_Input_
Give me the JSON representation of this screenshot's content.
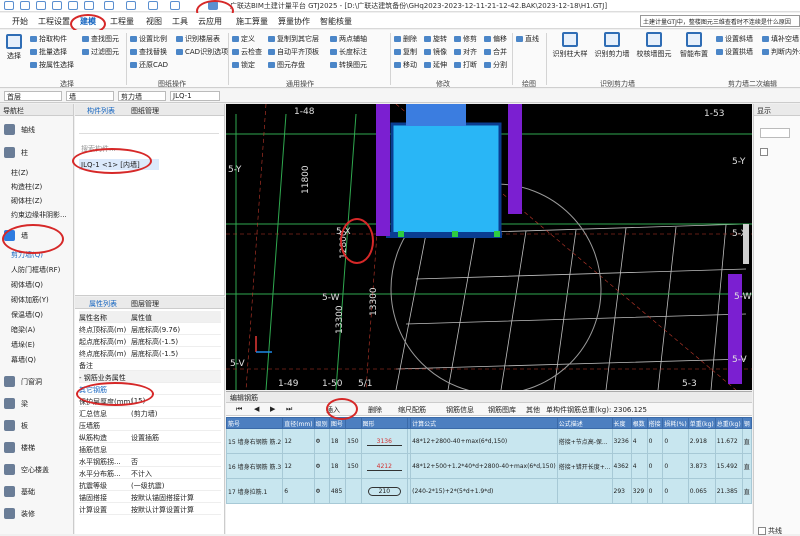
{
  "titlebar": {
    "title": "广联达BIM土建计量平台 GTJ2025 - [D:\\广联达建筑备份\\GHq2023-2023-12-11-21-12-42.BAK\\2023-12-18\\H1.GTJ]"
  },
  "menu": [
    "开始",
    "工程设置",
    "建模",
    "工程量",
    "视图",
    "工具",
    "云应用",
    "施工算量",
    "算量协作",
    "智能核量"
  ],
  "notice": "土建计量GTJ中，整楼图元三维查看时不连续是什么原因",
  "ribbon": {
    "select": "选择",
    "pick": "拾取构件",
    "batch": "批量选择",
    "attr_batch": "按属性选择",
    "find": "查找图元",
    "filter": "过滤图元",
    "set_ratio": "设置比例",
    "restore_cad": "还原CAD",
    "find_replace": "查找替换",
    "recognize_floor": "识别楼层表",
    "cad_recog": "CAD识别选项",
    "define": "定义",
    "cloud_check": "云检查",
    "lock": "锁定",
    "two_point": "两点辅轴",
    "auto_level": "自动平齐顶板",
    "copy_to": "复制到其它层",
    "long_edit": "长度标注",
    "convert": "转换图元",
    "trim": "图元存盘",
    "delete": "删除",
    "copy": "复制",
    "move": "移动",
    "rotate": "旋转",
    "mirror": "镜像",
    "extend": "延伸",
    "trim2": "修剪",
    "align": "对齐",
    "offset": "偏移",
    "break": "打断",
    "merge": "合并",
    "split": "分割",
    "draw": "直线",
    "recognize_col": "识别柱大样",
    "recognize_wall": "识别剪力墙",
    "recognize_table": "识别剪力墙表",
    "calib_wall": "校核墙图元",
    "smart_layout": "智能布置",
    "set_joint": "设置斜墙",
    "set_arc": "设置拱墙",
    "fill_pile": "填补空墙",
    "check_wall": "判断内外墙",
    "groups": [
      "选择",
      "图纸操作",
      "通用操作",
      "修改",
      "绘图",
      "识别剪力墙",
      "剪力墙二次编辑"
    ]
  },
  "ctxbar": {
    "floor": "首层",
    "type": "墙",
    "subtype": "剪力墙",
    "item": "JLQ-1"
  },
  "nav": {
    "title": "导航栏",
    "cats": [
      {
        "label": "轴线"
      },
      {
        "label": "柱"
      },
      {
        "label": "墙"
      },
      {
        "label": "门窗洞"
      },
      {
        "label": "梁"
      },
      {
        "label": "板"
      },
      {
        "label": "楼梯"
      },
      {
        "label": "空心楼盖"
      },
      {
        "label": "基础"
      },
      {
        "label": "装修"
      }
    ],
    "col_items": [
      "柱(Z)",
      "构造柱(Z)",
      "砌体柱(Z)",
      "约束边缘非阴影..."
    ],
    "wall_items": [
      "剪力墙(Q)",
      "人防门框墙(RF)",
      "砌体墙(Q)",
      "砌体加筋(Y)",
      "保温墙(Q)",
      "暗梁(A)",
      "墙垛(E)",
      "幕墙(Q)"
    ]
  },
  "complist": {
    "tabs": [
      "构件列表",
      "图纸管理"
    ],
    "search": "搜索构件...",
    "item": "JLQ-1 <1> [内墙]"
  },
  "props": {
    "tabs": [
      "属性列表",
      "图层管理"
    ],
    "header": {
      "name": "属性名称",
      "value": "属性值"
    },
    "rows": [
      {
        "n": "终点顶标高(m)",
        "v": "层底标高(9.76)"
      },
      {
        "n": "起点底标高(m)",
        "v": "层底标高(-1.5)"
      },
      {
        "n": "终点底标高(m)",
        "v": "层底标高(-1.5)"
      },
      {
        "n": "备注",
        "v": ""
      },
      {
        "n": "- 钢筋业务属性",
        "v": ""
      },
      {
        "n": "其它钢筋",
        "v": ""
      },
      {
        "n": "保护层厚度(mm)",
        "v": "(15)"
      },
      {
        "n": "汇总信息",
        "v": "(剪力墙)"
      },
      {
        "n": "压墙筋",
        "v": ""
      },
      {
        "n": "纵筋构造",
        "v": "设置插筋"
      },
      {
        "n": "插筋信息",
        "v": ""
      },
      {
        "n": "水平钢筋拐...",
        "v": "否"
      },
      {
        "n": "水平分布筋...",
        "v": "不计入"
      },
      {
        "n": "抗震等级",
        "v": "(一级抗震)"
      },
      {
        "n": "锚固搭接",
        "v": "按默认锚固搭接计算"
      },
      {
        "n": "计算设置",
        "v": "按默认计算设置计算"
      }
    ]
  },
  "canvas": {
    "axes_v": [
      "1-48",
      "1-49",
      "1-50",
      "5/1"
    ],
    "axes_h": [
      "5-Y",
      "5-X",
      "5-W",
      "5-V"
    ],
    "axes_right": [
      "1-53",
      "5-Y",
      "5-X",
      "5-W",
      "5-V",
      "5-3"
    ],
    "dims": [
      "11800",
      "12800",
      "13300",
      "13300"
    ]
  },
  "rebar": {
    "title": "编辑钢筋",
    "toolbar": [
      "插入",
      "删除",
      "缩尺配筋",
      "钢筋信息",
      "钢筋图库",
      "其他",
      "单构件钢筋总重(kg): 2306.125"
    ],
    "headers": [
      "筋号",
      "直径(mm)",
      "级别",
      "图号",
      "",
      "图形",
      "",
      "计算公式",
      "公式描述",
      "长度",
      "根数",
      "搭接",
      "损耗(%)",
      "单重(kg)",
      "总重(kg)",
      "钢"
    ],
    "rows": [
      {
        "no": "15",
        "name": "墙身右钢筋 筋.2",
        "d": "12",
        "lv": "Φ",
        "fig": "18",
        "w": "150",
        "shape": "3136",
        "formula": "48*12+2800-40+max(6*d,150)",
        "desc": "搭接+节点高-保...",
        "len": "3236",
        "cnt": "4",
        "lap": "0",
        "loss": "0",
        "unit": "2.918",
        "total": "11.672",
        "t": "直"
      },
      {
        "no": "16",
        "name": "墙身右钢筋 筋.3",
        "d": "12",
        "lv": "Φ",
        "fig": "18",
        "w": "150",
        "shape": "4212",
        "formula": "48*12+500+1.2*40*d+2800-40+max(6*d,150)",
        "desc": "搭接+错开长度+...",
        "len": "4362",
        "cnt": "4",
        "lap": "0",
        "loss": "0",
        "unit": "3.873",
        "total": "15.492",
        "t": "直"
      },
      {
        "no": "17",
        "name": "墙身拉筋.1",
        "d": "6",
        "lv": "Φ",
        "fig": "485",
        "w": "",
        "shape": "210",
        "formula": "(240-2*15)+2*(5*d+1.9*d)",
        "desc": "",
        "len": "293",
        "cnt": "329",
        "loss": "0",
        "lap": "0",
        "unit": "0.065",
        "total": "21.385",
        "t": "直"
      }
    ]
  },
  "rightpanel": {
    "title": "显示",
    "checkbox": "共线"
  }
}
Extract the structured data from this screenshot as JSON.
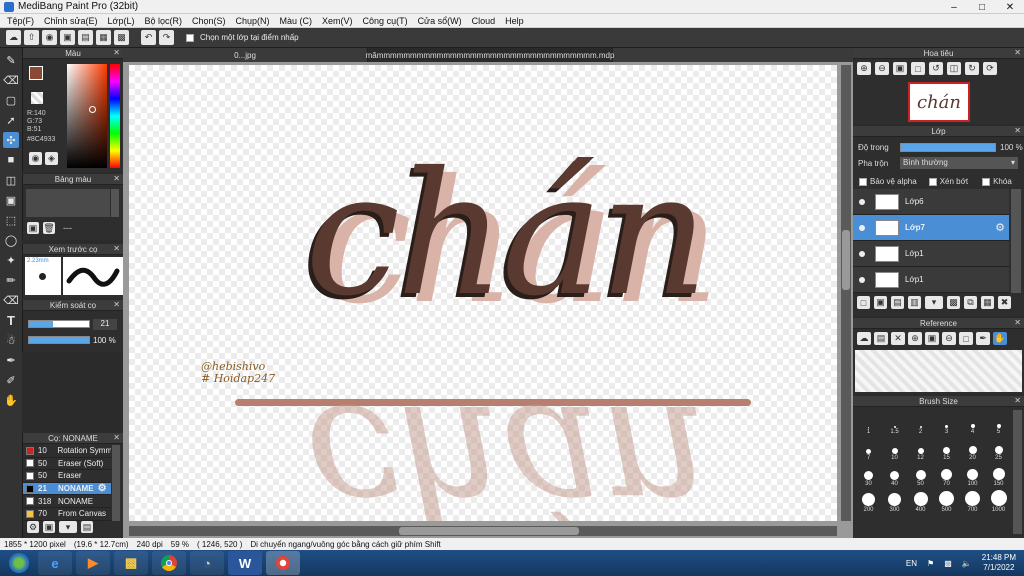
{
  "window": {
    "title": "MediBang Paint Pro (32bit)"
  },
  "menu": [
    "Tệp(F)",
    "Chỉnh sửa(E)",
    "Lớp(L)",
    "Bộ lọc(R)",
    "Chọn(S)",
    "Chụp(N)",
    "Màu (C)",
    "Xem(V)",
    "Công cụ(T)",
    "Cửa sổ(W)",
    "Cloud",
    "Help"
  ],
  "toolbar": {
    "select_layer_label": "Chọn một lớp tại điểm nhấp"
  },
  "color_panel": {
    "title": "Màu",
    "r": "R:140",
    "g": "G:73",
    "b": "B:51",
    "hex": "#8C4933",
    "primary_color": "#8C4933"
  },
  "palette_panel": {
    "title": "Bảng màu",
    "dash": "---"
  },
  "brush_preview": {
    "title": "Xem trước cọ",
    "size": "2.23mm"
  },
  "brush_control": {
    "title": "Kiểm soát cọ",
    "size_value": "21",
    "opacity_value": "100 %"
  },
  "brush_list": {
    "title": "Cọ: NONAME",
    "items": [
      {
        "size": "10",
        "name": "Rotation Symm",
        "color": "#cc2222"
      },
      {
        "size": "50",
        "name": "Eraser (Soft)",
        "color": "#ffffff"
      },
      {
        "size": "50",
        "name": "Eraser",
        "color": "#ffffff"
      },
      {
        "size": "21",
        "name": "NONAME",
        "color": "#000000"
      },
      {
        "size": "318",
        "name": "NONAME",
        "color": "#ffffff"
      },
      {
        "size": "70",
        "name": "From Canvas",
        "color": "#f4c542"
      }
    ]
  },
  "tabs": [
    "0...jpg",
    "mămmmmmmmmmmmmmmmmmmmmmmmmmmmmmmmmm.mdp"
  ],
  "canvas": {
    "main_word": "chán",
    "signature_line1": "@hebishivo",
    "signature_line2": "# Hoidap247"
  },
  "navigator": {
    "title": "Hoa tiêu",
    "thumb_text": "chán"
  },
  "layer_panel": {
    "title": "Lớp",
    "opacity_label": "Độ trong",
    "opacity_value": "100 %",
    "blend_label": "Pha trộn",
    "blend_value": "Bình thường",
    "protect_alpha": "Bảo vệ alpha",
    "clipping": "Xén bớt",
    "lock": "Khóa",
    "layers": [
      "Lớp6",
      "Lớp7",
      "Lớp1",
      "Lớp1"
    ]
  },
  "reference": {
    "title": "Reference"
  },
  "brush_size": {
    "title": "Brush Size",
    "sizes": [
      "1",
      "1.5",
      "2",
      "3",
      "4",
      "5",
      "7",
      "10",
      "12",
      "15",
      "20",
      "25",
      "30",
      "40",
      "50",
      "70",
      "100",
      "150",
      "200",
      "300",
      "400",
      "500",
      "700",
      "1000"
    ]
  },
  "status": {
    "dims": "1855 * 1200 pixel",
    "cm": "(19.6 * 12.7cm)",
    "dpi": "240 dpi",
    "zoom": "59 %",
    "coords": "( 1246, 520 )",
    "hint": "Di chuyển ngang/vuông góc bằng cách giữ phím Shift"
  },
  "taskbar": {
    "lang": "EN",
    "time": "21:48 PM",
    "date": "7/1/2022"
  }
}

==

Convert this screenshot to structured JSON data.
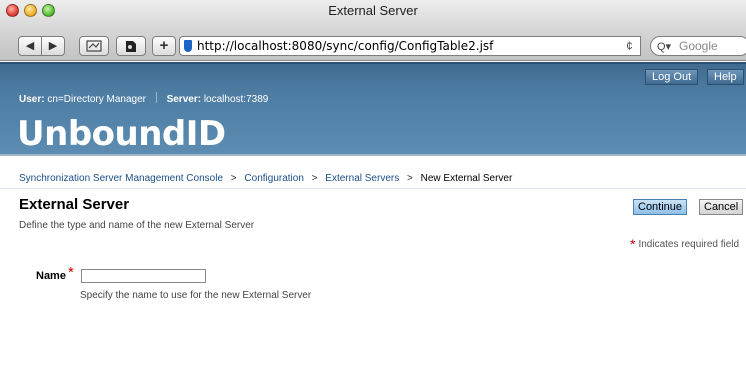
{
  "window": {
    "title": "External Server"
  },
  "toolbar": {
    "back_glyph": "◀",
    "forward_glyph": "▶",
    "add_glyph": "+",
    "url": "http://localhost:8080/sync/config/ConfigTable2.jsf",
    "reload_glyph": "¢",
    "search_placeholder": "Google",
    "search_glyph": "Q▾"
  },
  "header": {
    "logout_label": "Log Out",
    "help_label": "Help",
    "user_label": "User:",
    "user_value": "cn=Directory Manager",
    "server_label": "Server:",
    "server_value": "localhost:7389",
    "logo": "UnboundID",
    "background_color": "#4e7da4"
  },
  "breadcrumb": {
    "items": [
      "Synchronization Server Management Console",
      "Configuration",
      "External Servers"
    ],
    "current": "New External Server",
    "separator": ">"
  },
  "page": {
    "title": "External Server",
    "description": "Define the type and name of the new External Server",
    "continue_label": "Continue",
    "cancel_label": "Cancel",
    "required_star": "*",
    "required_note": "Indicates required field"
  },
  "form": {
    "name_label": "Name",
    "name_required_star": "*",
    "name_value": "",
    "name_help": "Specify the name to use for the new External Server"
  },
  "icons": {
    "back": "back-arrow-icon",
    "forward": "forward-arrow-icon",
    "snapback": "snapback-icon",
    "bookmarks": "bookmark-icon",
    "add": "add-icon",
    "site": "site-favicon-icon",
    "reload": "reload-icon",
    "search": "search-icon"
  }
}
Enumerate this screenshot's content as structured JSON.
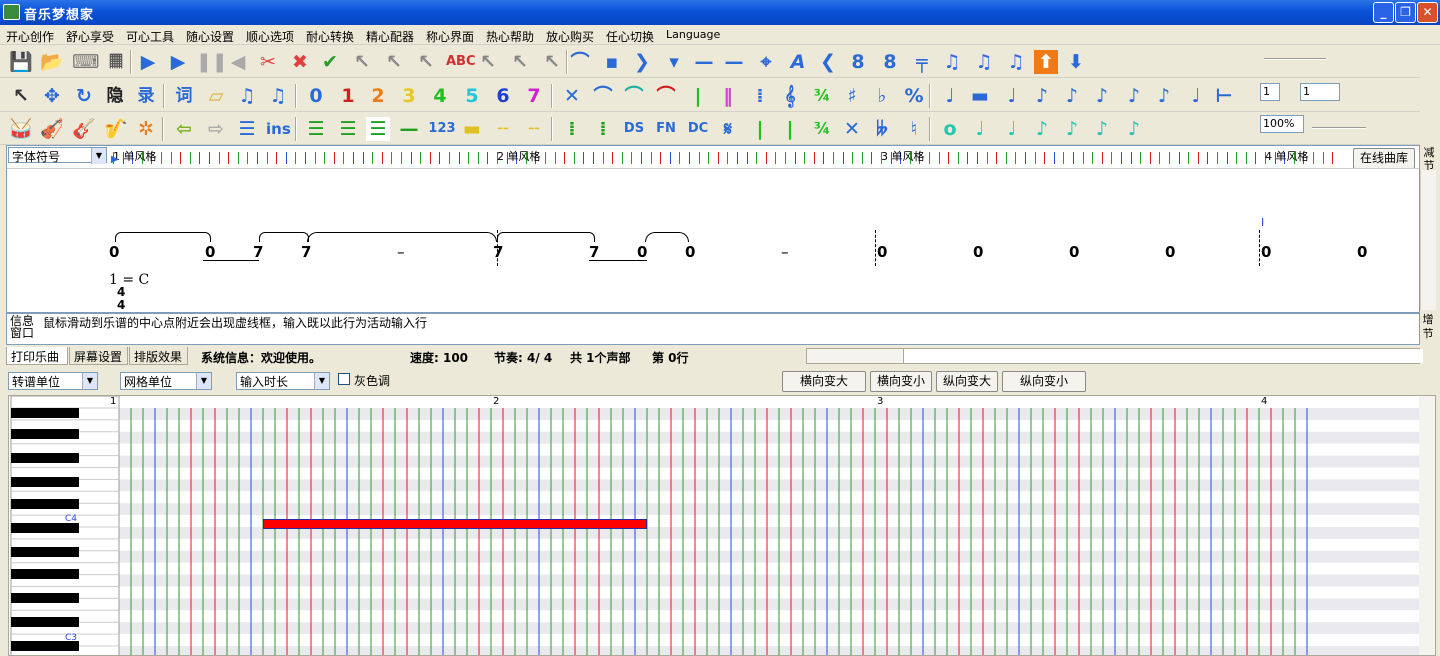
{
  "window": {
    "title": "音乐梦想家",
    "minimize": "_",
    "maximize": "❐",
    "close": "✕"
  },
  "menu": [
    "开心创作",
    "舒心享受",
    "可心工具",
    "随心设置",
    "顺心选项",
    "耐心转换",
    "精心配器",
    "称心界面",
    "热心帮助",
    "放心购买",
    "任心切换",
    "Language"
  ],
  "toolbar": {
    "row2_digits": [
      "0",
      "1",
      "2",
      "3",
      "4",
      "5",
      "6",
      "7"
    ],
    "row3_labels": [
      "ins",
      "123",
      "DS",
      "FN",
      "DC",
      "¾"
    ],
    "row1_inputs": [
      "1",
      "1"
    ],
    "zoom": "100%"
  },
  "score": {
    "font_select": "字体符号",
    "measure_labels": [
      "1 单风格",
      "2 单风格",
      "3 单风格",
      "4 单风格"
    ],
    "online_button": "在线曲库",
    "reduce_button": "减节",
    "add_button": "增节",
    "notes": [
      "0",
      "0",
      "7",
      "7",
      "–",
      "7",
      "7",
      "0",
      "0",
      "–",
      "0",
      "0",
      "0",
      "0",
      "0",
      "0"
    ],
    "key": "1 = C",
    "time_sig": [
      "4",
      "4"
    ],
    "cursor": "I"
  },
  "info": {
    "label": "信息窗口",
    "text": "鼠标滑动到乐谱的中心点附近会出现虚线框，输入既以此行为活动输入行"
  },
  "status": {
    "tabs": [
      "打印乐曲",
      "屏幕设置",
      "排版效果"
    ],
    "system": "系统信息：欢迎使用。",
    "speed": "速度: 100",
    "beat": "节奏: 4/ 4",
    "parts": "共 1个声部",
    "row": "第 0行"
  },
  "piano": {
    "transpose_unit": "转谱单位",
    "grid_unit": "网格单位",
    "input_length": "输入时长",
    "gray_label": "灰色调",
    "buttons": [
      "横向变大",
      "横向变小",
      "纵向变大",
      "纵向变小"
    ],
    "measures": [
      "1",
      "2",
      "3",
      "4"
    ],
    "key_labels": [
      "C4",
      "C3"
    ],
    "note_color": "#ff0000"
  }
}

_Task statement_
Pull every line holding "structured" out of the records.

_Output below_
Extract the structured data from this screenshot as JSON.
Convert this screenshot to structured JSON data.
Enumerate this screenshot's content as structured JSON.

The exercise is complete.